Exercise –
Copy every line of the material below word for word.
[START Recorded information]
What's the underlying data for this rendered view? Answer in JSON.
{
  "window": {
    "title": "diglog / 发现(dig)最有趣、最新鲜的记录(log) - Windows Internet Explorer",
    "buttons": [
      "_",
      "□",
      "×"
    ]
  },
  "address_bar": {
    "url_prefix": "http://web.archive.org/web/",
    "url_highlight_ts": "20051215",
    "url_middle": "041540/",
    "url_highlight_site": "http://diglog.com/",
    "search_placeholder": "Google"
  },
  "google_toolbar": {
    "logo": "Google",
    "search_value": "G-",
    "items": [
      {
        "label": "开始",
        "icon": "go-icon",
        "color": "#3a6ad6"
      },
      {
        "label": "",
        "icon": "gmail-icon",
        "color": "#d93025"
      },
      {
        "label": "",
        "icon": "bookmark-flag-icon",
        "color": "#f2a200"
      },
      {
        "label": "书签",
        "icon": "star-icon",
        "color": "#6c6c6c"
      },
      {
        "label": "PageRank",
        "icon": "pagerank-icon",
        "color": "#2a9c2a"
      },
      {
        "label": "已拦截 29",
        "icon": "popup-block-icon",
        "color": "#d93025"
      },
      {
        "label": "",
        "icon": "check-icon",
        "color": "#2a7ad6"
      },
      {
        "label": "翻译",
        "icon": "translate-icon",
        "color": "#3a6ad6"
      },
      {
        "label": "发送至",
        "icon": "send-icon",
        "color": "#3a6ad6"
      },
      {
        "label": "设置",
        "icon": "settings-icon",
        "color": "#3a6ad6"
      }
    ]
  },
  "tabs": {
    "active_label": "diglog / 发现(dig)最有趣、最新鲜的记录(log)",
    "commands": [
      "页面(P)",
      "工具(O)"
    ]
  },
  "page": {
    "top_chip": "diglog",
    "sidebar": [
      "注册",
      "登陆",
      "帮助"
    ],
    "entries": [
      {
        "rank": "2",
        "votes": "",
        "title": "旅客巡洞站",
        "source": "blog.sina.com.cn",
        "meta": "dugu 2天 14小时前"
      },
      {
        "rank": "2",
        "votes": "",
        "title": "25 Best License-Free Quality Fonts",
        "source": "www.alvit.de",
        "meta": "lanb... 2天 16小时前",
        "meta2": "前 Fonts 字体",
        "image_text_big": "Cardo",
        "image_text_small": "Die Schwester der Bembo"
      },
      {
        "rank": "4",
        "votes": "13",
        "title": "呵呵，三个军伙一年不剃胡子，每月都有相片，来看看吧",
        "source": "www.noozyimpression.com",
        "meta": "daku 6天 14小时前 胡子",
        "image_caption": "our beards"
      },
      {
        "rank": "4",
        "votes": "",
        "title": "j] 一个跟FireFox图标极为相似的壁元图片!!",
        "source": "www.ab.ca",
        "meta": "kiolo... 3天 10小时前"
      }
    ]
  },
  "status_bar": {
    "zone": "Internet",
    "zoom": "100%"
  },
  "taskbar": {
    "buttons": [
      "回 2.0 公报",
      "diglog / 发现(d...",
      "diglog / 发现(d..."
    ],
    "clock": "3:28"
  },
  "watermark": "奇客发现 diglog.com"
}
[END Recorded information]
Result of this exercise –
What's the underlying data for this rendered view? Answer in JSON.
{
  "window": {
    "title": "diglog / 发现(dig)最有趣、最新鲜的记录(log) - Windows Internet Explorer",
    "buttons": [
      "_",
      "□",
      "×"
    ]
  },
  "address_bar": {
    "url_prefix": "http://web.archive.org/web/",
    "url_highlight_ts": "20051215",
    "url_middle": "041540/",
    "url_highlight_site": "http://diglog.com/",
    "search_placeholder": "Google"
  },
  "google_toolbar": {
    "logo": "Google",
    "search_value": "G-",
    "items": [
      {
        "label": "开始",
        "icon": "go-icon",
        "color": "#3a6ad6"
      },
      {
        "label": "",
        "icon": "gmail-icon",
        "color": "#d93025"
      },
      {
        "label": "",
        "icon": "bookmark-flag-icon",
        "color": "#f2a200"
      },
      {
        "label": "书签",
        "icon": "star-icon",
        "color": "#6c6c6c"
      },
      {
        "label": "PageRank",
        "icon": "pagerank-icon",
        "color": "#2a9c2a"
      },
      {
        "label": "已拦截 29",
        "icon": "popup-block-icon",
        "color": "#d93025"
      },
      {
        "label": "",
        "icon": "check-icon",
        "color": "#2a7ad6"
      },
      {
        "label": "翻译",
        "icon": "translate-icon",
        "color": "#3a6ad6"
      },
      {
        "label": "发送至",
        "icon": "send-icon",
        "color": "#3a6ad6"
      },
      {
        "label": "设置",
        "icon": "settings-icon",
        "color": "#3a6ad6"
      }
    ]
  },
  "tabs": {
    "active_label": "diglog / 发现(dig)最有趣、最新鲜的记录(log)",
    "commands": [
      "页面(P)",
      "工具(O)"
    ]
  },
  "page": {
    "top_chip": "diglog",
    "sidebar": [
      "注册",
      "登陆",
      "帮助"
    ],
    "entries": [
      {
        "rank": "2",
        "votes": "",
        "title": "旅客巡洞站",
        "source": "blog.sina.com.cn",
        "meta": "dugu 2天 14小时前"
      },
      {
        "rank": "2",
        "votes": "",
        "title": "25 Best License-Free Quality Fonts",
        "source": "www.alvit.de",
        "meta": "lanb... 2天 16小时前",
        "meta2": "前 Fonts 字体",
        "image_text_big": "Cardo",
        "image_text_small": "Die Schwester der Bembo"
      },
      {
        "rank": "4",
        "votes": "13",
        "title": "呵呵，三个军伙一年不剃胡子，每月都有相片，来看看吧",
        "source": "www.noozyimpression.com",
        "meta": "daku 6天 14小时前 胡子",
        "image_caption": "our beards"
      },
      {
        "rank": "4",
        "votes": "",
        "title": "j] 一个跟FireFox图标极为相似的壁元图片!!",
        "source": "www.ab.ca",
        "meta": "kiolo... 3天 10小时前"
      }
    ]
  },
  "status_bar": {
    "zone": "Internet",
    "zoom": "100%"
  },
  "taskbar": {
    "buttons": [
      "回 2.0 公报",
      "diglog / 发现(d...",
      "diglog / 发现(d..."
    ],
    "clock": "3:28"
  },
  "watermark": "奇客发现 diglog.com"
}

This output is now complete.